## DIRECTIONS FOR THIS TASK
Copy every line from the records below that holds the word "ceiling".

## RECORDS FOR THIS EXERCISE
====================

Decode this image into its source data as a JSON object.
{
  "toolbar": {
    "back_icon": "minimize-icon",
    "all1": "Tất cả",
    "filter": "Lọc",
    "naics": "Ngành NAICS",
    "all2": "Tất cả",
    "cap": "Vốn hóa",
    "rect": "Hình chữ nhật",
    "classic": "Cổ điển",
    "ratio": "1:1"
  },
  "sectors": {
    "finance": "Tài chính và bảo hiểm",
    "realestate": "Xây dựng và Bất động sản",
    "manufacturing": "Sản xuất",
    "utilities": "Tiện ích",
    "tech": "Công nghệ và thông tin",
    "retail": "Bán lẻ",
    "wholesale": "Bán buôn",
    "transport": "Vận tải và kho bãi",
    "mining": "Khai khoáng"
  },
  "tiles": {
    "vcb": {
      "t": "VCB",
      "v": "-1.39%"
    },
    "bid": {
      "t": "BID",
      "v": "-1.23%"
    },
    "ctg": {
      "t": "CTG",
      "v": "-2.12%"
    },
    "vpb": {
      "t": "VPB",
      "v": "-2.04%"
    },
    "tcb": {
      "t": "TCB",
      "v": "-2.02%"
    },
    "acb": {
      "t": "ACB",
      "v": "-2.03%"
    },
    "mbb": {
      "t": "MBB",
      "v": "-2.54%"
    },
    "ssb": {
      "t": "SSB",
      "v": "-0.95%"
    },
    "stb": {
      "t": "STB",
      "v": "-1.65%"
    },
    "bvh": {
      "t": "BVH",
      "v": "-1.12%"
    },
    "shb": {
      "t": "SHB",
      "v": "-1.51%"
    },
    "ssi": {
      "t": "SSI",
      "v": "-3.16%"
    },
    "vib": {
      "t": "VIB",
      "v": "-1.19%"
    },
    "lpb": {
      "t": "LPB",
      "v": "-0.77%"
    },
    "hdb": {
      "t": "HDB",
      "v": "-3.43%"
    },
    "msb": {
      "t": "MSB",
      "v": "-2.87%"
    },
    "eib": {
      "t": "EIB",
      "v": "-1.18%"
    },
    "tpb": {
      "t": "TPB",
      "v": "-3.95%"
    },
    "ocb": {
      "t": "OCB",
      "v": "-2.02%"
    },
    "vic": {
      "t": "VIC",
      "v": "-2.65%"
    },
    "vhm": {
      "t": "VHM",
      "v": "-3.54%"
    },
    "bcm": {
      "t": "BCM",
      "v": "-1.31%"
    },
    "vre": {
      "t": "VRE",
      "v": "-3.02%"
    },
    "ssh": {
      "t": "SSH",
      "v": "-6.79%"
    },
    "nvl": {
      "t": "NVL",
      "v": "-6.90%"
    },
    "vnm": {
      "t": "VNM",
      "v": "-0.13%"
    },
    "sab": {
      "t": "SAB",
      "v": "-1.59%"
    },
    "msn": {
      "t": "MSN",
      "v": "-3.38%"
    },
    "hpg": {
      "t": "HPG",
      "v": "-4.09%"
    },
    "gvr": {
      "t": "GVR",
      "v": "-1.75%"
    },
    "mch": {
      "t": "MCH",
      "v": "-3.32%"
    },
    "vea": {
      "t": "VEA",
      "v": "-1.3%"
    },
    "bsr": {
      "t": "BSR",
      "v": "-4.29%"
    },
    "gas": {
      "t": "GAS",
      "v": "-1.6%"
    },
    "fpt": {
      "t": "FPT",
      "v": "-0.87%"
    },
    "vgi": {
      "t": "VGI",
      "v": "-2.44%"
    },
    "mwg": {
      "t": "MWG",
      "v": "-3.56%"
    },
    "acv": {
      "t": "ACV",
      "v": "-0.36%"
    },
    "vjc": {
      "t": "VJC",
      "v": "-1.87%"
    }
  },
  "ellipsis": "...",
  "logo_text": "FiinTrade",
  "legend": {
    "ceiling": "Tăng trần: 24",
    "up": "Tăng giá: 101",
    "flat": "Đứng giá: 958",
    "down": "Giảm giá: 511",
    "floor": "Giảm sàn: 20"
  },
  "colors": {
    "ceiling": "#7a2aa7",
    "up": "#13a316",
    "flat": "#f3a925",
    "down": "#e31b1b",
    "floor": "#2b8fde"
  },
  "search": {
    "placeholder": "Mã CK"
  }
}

====================

## SOLUTION FOR THIS TASK
    "ceiling": "Tăng trần: 24",
    "ceiling": "#7a2aa7",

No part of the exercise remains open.